▶ **The task**: Reproduce the material from the line containing "callout-6 [392,1163,430,1201]" through the line containing "connector-grid-cell [1048,1567,1101,1603]", switching "stored" to "saved" and leaving everything else unchanged.

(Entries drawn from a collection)
--------------------
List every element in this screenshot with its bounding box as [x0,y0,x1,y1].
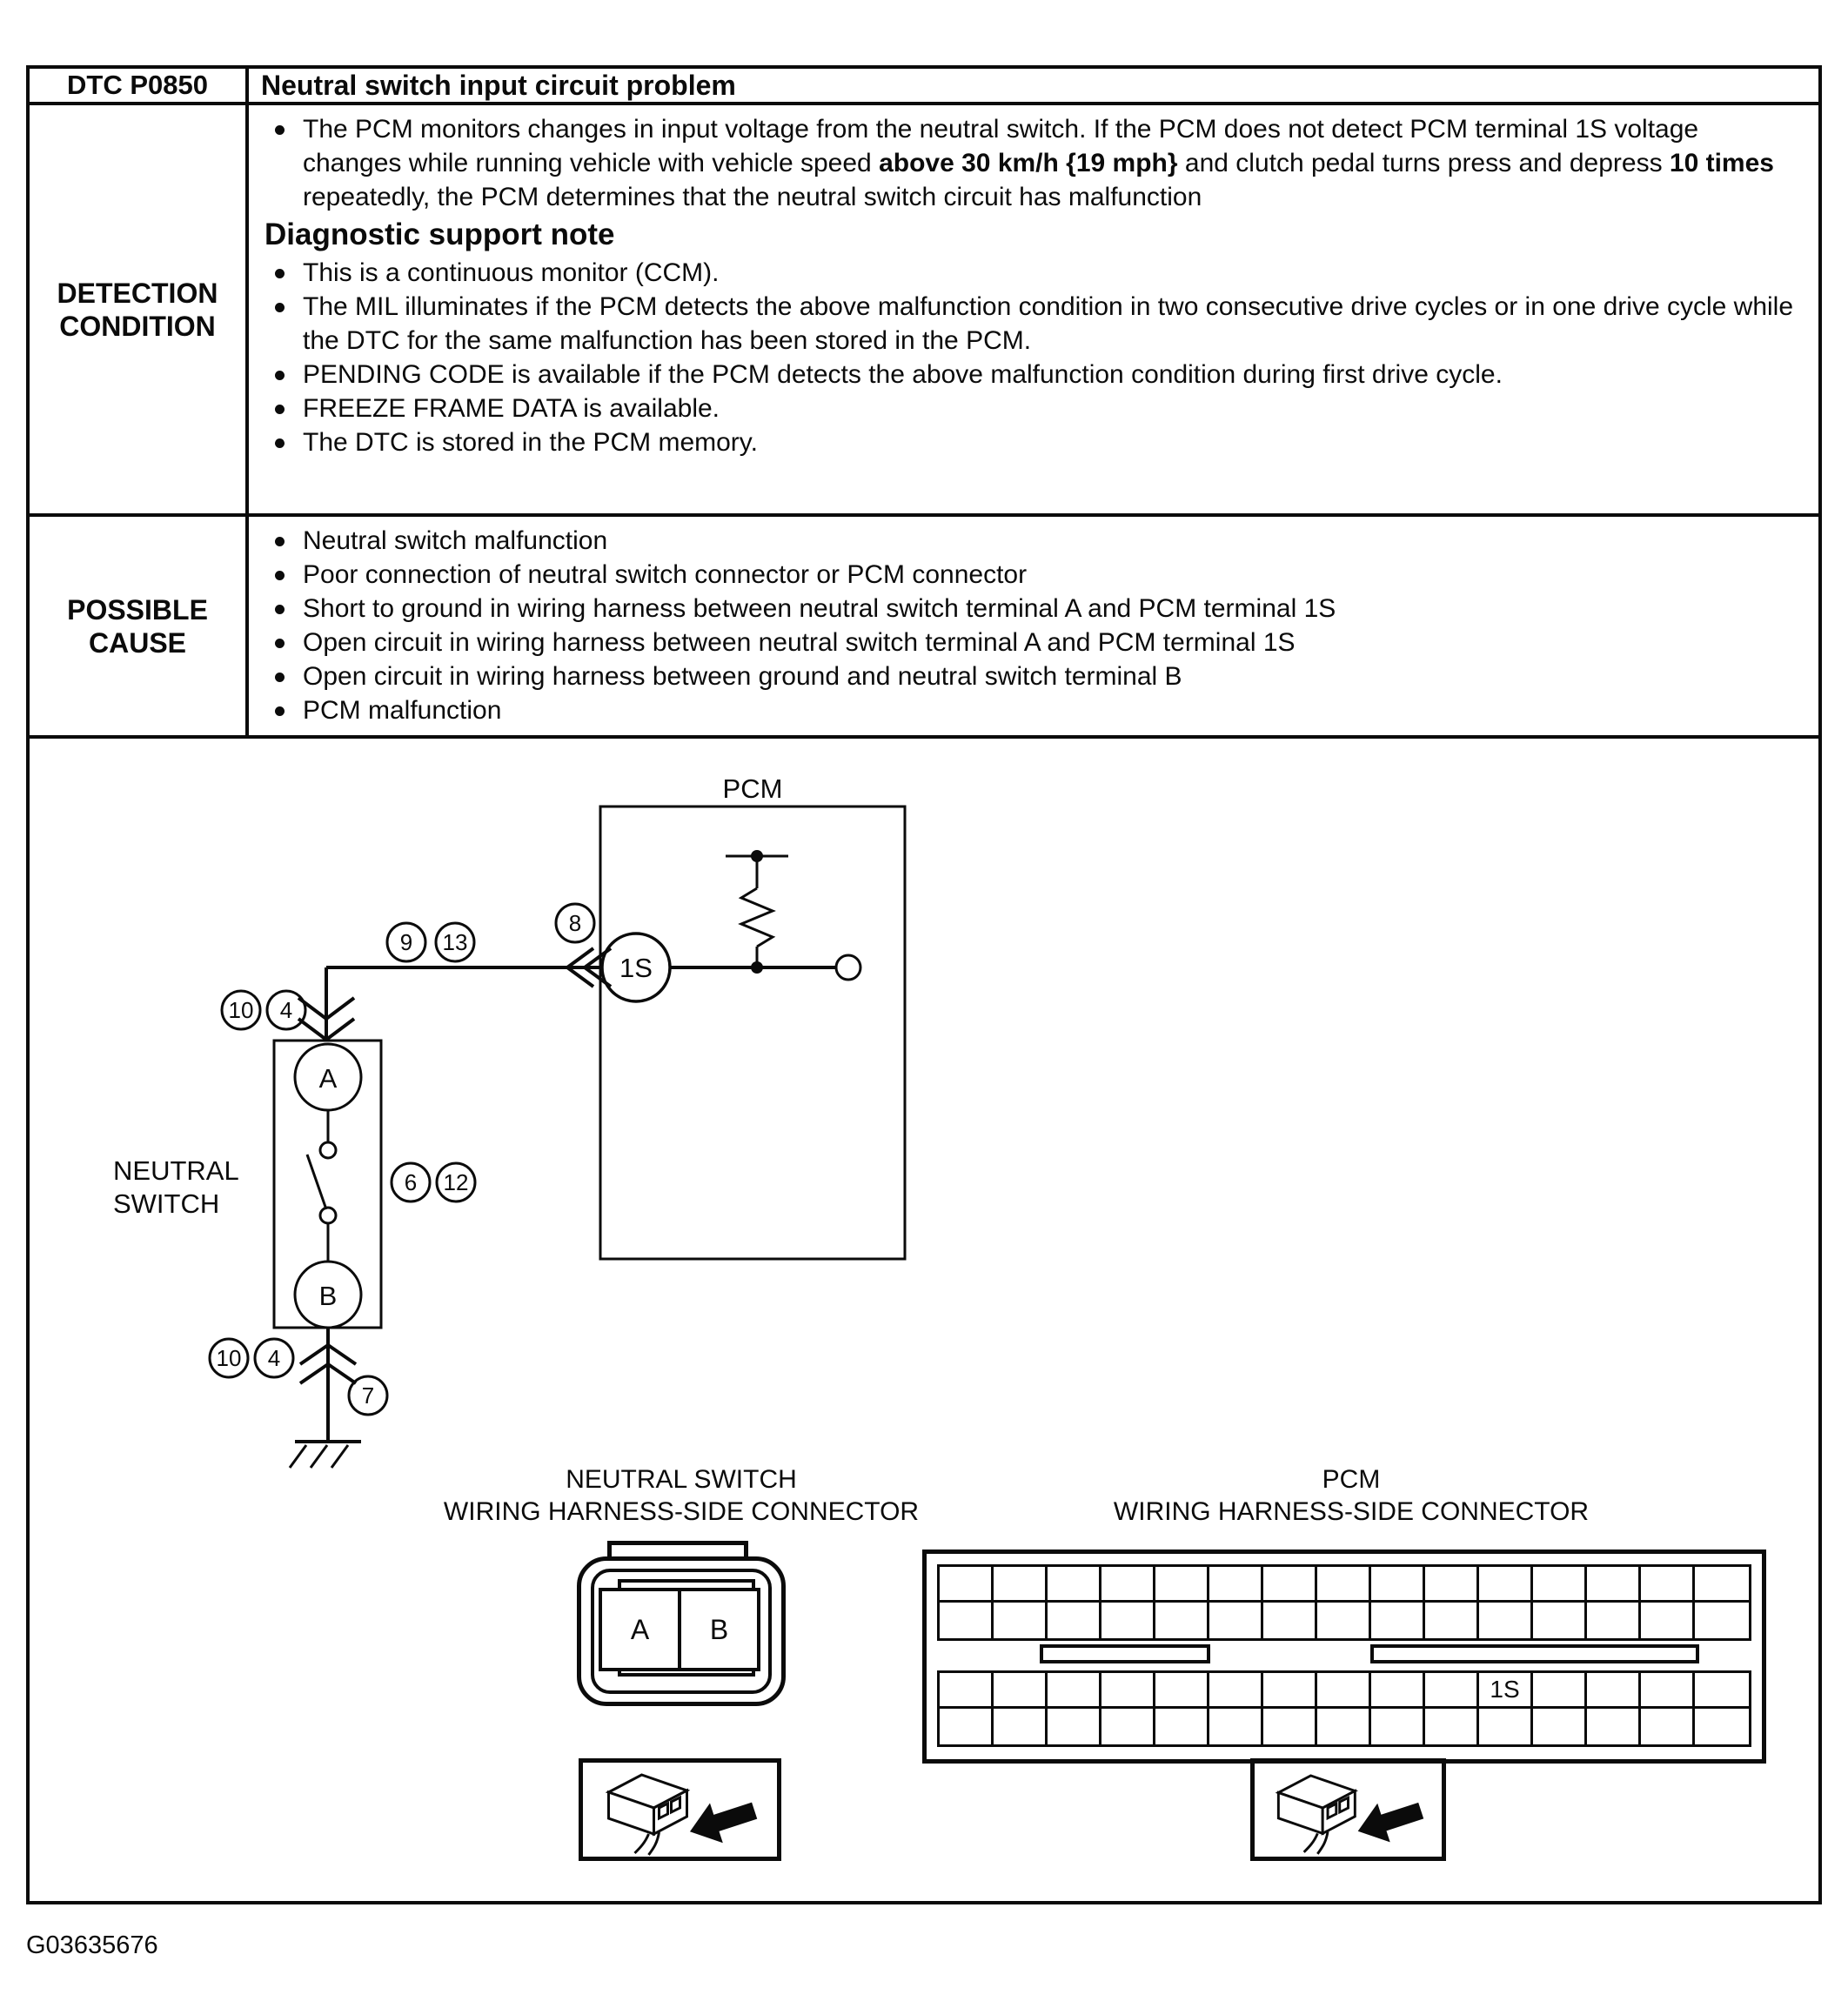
callout-6 [392,1163,430,1201]
connector-isometric-icon [1255,1763,1442,1857]
svg-text:9: 9 [399,929,413,955]
connector-grid-cell [1695,1603,1749,1638]
callout-12 [437,1163,475,1201]
detection-condition-row [30,105,1818,517]
connector-grid-cell [1587,1709,1641,1744]
detection-support-bullet: The DTC is stored in the PCM memory. [264,425,1799,459]
connector-grid-cell [1425,1673,1479,1709]
pcm-connector-view-icon-box [1250,1758,1446,1861]
dtc-code: DTC P0850 [30,69,249,102]
connector-grid-cell [1048,1567,1101,1603]
connector-grid-cell [1425,1603,1479,1638]
dtc-title: Neutral switch input circuit problem [261,69,736,101]
detection-bold-times: 10 times [1669,149,1774,177]
neutral-switch-connector-title-line1: NEUTRAL SWITCH [566,1465,797,1494]
connector-grid-cell [1587,1603,1641,1638]
connector-grid-cell [1317,1603,1371,1638]
connector-grid-cell [1155,1709,1209,1744]
bullet-dot [275,605,285,614]
connector-grid-cell [994,1673,1048,1709]
ground-symbol [290,1442,361,1468]
detection-text-part: and clutch pedal turns press and depress [1177,149,1670,177]
detection-support-bullet: PENDING CODE is available if the PCM detects the above malfunction condition during first drive cycle. [264,358,1799,392]
callout-7 [349,1376,387,1415]
detection-bold-speed: above 30 km/h {19 mph} [879,149,1178,177]
connector-grid-cell [1695,1709,1749,1744]
svg-text:10: 10 [228,997,254,1023]
connector-grid-cell [1317,1567,1371,1603]
connector-grid-cell [1155,1603,1209,1638]
cause-bullet: Short to ground in wiring harness between neutral switch terminal A and PCM terminal 1S [264,592,1799,626]
possible-cause-label: POSSIBLE CAUSE [30,517,249,735]
neutral-switch-label-line2: SWITCH [113,1188,220,1219]
bullet-dot [275,571,285,580]
pcm-connector-title-line2: WIRING HARNESS-SIDE CONNECTOR [1113,1497,1590,1526]
detection-support-bullet: The MIL illuminates if the PCM detects the above malfunction condition in two consecutive drive cycles or in one drive cycle while the DTC for the same malfunction has been stored in the PCM. [264,290,1799,358]
insertion-arrow-icon [684,1790,761,1851]
neutral-switch-label-line1: NEUTRAL [113,1155,239,1186]
connector-grid-cell [1533,1673,1587,1709]
connector-grid-cell [1425,1567,1479,1603]
neutral-switch-terminal-b [295,1262,361,1328]
connector-grid-cell [1048,1709,1101,1744]
svg-text:1S: 1S [619,953,653,983]
svg-text:7: 7 [361,1382,375,1409]
connector-grid-cell [1048,1673,1101,1709]
svg-text:6: 6 [404,1169,418,1195]
svg-text:12: 12 [443,1169,469,1195]
cause-bullet: Neutral switch malfunction [264,524,1799,558]
connector-grid-cell [1479,1709,1533,1744]
connector-grid-cell [1641,1709,1695,1744]
detection-bullet-1-text [285,112,1799,214]
connector-grid-cell [1101,1709,1155,1744]
svg-text:13: 13 [442,929,468,955]
connector-grid-cell [1695,1673,1749,1709]
figure-id: G03635676 [26,1931,158,1959]
detection-condition-content [249,105,1818,513]
dtc-table [26,65,1822,1904]
connector-isometric-icon [583,1763,777,1857]
connector-grid-cell [1209,1603,1263,1638]
detection-text-part: repeatedly, the PCM determines that the neutral switch circuit has malfunction [303,183,1202,211]
svg-text:B: B [318,1281,338,1311]
bullet-dot [275,371,285,380]
bullet-dot [275,405,285,414]
connector-grid-cell [940,1603,994,1638]
neutral-switch-connector-drawing [577,1541,786,1706]
connector-grid-cell [994,1567,1048,1603]
terminal-cell-b: B [709,1613,729,1645]
bullet-dot [275,673,285,682]
wiring-diagram-row [30,739,1818,1901]
svg-text:A: A [318,1063,338,1094]
callout-10-top [222,991,260,1029]
pcm-connector-key-slot-right [1370,1644,1699,1663]
connector-grid-cell [1101,1567,1155,1603]
bullet-dot [275,639,285,648]
connector-grid-cell [1587,1673,1641,1709]
connector-grid-cell [1371,1603,1425,1638]
svg-text:10: 10 [216,1345,242,1371]
cause-bullet: Open circuit in wiring harness between neutral switch terminal A and PCM terminal 1S [264,626,1799,659]
pcm-connector-title-line1: PCM [1322,1465,1381,1494]
pcm-connector-drawing [922,1550,1766,1764]
connector-grid-cell [1641,1603,1695,1638]
connector-grid-cell [940,1673,994,1709]
cause-bullet: Poor connection of neutral switch connector or PCM connector [264,558,1799,592]
bullet-dot [275,706,285,716]
connector-grid-cell [994,1709,1048,1744]
connector-grid-cell [1641,1673,1695,1709]
connector-grid-cell [1155,1673,1209,1709]
connector-grid-cell [1048,1603,1101,1638]
insertion-arrow-icon [1351,1791,1427,1851]
svg-text:8: 8 [568,910,582,936]
pcm-terminal-1s [602,934,670,1001]
pcm-box-label: PCM [722,773,783,804]
connector-grid-cell [1695,1567,1749,1603]
connector-grid-cell [1263,1567,1317,1603]
neutral-switch-connector-view-icon-box [579,1758,781,1861]
connector-grid-cell [1263,1603,1317,1638]
connector-grid-cell [1425,1709,1479,1744]
callout-8 [556,904,594,942]
connector-grid-cell [1209,1567,1263,1603]
neutral-switch-terminal-a [295,1044,361,1110]
cause-bullet: Open circuit in wiring harness between ground and neutral switch terminal B [264,659,1799,693]
pullup-resistor-symbol [726,850,788,974]
pcm-connector-grid-top [937,1564,1751,1641]
bullet-dot [275,303,285,312]
bullet-dot [275,125,285,135]
pcm-box [600,807,905,1259]
detection-support-bullet: This is a continuous monitor (CCM). [264,256,1799,290]
connector-grid-cell [1317,1673,1371,1709]
neutral-switch-connector-title [377,1463,986,1528]
connector-grid-cell [1317,1709,1371,1744]
bullet-dot [275,438,285,448]
pcm-connector-grid-bottom [937,1670,1751,1747]
detection-condition-label: DETECTION CONDITION [30,105,249,513]
switch-contact-symbol [307,1110,336,1262]
connector-grid-cell [1371,1567,1425,1603]
connector-grid-cell [1263,1709,1317,1744]
callout-10-bottom [210,1339,248,1377]
connector-grid-cell [1479,1603,1533,1638]
connector-grid-cell [1155,1567,1209,1603]
connector-grid-cell [994,1603,1048,1638]
bullet-dot [275,537,285,546]
connector-grid-cell [1263,1673,1317,1709]
callout-4-top [267,991,305,1029]
dtc-header-row [30,69,1818,105]
connector-grid-cell [1533,1603,1587,1638]
connector-grid-cell [1101,1603,1155,1638]
callout-9 [387,923,425,961]
connector-grid-cell [1641,1567,1695,1603]
pcm-connector-title [1047,1463,1656,1528]
bullet-dot [275,269,285,278]
connector-grid-cell [1209,1673,1263,1709]
callout-13 [436,923,474,961]
pcm-connector-key-slot-left [1040,1644,1210,1663]
svg-text:4: 4 [279,997,293,1023]
connector-grid-cell [1533,1567,1587,1603]
connector-grid-cell [1587,1567,1641,1603]
cause-bullet: PCM malfunction [264,693,1799,727]
detection-bullet-1 [264,112,1799,214]
callout-4-bottom [255,1339,293,1377]
diagnostic-support-note-heading: Diagnostic support note [264,218,615,251]
connector-grid-cell [1101,1673,1155,1709]
detection-text-part: The PCM monitors changes in input voltage from the neutral switch. If the PCM does not detect PCM terminal 1S voltage changes while running vehicle with vehicle speed [303,115,1699,177]
possible-cause-content [249,517,1818,735]
detection-support-bullet: FREEZE FRAME DATA is available. [264,392,1799,425]
connector-grid-cell [1533,1709,1587,1744]
pcm-terminal-cell-1s: 1S [1479,1673,1533,1709]
connector-terminal-cells [599,1588,760,1671]
neutral-switch-connector-title-line2: WIRING HARNESS-SIDE CONNECTOR [443,1497,920,1526]
possible-cause-row [30,517,1818,739]
connector-grid-cell [1371,1673,1425,1709]
connector-grid-cell [940,1709,994,1744]
connector-grid-cell [1371,1709,1425,1744]
connector-grid-cell [1479,1567,1533,1603]
connector-grid-cell [940,1567,994,1603]
pcm-internal-node [836,955,860,980]
connector-grid-cell [1209,1709,1263,1744]
terminal-cell-a: A [602,1591,681,1668]
svg-text:4: 4 [267,1345,281,1371]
--------------------
▶ **Output for this exercise**:
callout-6 [392,1163,430,1201]
connector-isometric-icon [1255,1763,1442,1857]
svg-text:9: 9 [399,929,413,955]
connector-grid-cell [1695,1603,1749,1638]
callout-12 [437,1163,475,1201]
detection-condition-row [30,105,1818,517]
connector-grid-cell [1587,1709,1641,1744]
detection-support-bullet: The DTC is saved in the PCM memory. [264,425,1799,459]
connector-grid-cell [1425,1673,1479,1709]
pcm-connector-view-icon-box [1250,1758,1446,1861]
dtc-code: DTC P0850 [30,69,249,102]
connector-grid-cell [1048,1567,1101,1603]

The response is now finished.